:: Text

Thursday, September 11, 2008

Ramen and friends

A few weeks ago I discovered that a new co-worker of mine is just as enamored with food as I am! She has her own food blog called Ramen and Friends. A bunch of us SHO employees have been out to lunch twice to review ramen joints for her blog.
http://www.ramenandfriends.com/
Yay, Yoshie!

Wednesday, September 3, 2008

rambling about Hana's birthday...

It has taken me a few days to think about what I want to say about Hana's first birthday. I'm trying to get over the surreal thought that it has already been a year since her birth. A year ago I was half asleep, holding her in my arms, trying to figure out why she was crying, and why I was so depressed. The time has gone by so quickly! Thankfully the depression dissolved after a couple of months, and now I look back at her first few months with love and happiness. I'll admit that the first few months are a bit hazy, as I don't do very well with sleep deprivation (Mark can certainly agree with this). But I do have vivid memories of rocking with her at 4am, and watching her sweet face fall asleep. I'd look out the window and see the cars drive on the FDR and over the Williamsburg bridge, and wonder where everyone was going at 4am on a tuesday.

But goodness, what a year it has been! I never really thought about how amazing it would be to watch your child grow and discover the world. the constant cries of a baby has developed into two syllable words. she has an amazing ambition to move around, even as a young newborn. i remember when Mark and I had a particularly difficult night with her, and we put her on the changing table at 2am, and watched her kick her legs like she was high on caffeine, wondering when she'd finally settle in and sleep. She's such an amazing little person...inquisitive, bold, fun, and silly. she's also really sweet. she loves to share her toys and food (I'm curious to see how that will change as she reaches her second year). she loves to eat! anything and everything. it's so much fun to watch her try everything we put in front of her. she's a natural foodie :) and did i mention, she's just so much fun! she's starting to walk, and watching her toddle towards me with a huge, proud smile on her face is probably the best thing in the entire world, ever. i also love how every morning she goes over to the stereo, and makes it quite clear that she wants you to turn on her CD. once the music starts, she smiles, and starts to wiggle around. and she claps when each song is through. how cute is that? almost too cute.

::::

= Problem to solve =
In the blog posts, what does Hana do when each song on her CD is through?

:: Records supplied

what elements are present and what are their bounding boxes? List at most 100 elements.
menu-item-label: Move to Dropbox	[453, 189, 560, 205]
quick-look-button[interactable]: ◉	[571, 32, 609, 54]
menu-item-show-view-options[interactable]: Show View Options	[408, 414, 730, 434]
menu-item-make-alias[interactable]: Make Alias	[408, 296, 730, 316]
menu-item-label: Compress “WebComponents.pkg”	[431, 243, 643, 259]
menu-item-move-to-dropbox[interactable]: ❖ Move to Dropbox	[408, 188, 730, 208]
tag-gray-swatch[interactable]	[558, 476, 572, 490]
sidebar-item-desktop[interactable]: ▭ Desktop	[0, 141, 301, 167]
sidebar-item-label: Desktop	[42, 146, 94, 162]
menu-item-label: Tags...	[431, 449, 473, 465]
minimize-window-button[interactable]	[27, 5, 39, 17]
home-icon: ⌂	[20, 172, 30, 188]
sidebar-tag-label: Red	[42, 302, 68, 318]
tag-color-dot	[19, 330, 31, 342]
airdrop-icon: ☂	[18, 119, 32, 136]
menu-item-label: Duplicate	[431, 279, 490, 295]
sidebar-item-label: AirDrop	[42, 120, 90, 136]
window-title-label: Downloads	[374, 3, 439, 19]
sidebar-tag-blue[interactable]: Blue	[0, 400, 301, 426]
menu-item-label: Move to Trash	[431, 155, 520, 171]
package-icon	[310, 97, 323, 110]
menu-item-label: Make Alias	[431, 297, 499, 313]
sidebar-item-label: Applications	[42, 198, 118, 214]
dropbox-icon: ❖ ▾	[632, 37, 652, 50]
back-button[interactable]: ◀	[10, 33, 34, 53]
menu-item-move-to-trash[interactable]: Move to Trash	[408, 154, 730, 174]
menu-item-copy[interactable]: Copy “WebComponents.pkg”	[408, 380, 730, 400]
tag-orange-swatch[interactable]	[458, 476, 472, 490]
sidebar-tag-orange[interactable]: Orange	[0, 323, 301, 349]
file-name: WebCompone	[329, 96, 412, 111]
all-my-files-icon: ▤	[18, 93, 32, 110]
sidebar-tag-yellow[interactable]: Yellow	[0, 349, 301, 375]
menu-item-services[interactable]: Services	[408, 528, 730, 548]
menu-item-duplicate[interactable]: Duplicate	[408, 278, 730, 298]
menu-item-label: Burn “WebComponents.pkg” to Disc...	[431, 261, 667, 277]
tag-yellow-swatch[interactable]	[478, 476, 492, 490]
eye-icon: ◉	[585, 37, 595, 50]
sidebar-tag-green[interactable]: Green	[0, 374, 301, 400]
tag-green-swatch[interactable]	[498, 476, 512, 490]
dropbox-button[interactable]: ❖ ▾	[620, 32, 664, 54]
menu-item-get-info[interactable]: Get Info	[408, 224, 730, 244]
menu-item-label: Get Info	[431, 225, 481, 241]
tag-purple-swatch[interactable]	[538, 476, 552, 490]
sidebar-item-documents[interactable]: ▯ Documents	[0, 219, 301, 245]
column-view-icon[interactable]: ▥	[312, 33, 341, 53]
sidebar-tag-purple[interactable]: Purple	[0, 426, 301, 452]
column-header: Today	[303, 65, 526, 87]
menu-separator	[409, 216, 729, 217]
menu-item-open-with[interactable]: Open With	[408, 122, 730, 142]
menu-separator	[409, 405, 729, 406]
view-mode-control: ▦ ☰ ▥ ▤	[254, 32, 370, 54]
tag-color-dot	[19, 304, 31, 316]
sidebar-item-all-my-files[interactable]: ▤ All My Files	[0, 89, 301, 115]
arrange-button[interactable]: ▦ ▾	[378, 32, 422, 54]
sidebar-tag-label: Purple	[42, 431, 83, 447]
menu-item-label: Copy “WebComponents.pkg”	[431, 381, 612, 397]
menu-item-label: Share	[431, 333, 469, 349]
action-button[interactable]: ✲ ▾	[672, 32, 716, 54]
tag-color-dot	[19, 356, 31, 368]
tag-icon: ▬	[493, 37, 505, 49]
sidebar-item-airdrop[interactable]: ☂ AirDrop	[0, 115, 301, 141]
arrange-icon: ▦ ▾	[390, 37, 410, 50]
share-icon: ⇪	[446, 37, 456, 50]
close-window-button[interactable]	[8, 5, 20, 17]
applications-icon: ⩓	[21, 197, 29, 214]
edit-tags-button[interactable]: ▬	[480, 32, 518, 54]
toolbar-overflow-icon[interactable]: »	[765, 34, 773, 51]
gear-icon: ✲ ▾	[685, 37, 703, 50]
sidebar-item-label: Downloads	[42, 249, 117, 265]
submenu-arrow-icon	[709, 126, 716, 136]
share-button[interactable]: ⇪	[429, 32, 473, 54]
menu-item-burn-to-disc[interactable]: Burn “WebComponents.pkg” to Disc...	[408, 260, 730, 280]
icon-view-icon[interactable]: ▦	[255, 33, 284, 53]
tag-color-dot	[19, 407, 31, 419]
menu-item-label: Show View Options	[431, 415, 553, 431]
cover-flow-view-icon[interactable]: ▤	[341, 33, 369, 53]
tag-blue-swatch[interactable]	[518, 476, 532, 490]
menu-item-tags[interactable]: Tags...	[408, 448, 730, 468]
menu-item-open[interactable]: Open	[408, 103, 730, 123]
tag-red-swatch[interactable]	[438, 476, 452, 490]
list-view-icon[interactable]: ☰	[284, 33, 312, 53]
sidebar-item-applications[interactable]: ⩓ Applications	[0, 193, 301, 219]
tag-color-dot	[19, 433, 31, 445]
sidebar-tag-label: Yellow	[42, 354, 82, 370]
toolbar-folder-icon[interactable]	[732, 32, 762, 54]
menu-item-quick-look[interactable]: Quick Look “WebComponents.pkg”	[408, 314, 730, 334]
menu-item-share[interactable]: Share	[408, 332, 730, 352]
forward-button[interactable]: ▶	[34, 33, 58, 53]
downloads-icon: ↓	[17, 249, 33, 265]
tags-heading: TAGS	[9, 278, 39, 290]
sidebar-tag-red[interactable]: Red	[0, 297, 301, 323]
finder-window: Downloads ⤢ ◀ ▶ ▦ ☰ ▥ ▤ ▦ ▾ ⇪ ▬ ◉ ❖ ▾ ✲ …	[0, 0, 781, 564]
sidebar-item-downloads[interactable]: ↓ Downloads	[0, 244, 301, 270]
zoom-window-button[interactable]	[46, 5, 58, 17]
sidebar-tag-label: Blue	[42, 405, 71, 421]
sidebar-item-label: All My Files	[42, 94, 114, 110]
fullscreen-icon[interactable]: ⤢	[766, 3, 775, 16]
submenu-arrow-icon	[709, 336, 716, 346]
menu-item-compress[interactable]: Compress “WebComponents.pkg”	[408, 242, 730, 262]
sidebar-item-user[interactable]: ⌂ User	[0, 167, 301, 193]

::::

= Final answer =
She claps.